- OBJECTIVE -
Pick out the lines below that contain the string "Published" and copy them all.

##### DATA ROWS #####

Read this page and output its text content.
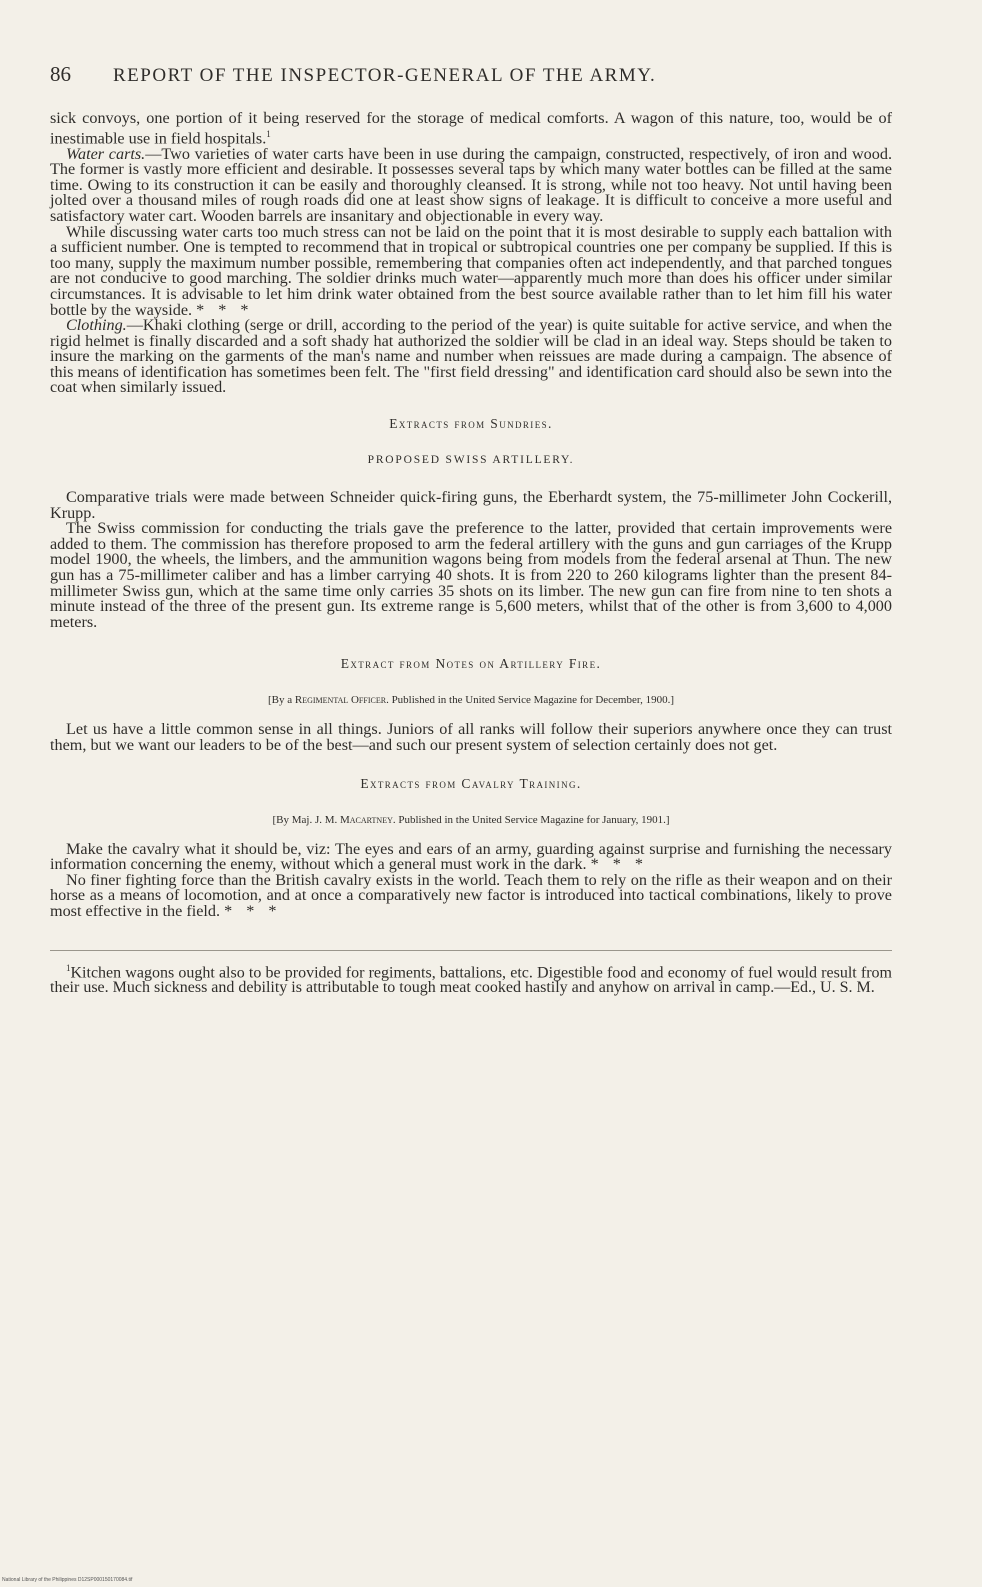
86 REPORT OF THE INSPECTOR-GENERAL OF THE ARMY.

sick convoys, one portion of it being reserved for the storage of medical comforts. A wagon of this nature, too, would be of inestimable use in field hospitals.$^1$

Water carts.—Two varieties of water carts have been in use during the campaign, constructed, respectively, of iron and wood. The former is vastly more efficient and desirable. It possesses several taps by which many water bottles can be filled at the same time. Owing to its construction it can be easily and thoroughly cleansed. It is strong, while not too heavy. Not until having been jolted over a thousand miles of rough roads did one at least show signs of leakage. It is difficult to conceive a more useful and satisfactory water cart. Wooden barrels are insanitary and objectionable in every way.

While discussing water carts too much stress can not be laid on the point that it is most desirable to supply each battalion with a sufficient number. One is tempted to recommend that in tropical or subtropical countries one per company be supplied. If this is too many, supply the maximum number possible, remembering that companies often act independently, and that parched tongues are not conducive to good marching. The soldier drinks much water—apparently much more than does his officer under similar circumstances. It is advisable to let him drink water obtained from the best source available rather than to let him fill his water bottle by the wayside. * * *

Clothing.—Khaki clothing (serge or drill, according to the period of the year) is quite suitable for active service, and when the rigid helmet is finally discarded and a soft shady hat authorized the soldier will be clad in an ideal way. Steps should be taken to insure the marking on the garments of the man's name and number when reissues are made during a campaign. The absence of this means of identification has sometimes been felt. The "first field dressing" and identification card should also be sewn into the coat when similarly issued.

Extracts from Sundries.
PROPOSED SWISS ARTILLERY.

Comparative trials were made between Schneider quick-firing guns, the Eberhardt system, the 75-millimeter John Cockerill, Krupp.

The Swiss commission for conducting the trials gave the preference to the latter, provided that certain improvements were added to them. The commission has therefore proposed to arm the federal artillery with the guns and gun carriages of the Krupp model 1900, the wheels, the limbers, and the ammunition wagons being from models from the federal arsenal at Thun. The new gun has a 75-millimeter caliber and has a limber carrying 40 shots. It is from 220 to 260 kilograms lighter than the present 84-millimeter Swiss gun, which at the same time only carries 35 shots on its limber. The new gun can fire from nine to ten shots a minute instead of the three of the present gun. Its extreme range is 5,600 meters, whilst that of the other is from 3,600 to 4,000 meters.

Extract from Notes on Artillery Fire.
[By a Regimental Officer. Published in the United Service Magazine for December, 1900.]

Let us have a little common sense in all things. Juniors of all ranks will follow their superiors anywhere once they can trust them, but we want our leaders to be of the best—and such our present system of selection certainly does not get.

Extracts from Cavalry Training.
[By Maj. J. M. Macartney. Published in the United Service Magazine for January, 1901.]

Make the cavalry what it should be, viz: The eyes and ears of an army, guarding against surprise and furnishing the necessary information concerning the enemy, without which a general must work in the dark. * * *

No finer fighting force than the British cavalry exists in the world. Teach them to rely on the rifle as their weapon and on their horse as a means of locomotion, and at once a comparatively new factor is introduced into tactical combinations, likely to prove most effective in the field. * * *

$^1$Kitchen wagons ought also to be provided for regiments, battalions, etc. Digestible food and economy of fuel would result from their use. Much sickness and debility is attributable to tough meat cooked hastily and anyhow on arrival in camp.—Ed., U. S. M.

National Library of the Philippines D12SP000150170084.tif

#####
##### DATA ROWS #####

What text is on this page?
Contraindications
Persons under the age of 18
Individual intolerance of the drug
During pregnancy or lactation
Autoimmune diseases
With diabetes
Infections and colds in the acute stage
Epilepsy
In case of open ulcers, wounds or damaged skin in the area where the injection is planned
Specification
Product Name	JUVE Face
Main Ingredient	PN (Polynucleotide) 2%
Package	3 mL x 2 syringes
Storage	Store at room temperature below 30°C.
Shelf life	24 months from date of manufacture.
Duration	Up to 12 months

#####

- THE RESULT -
[By a Regimental Officer. Published in the United Service Magazine for December, 1900.]
[By Maj. J. M. Macartney. Published in the United Service Magazine for January, 1901.]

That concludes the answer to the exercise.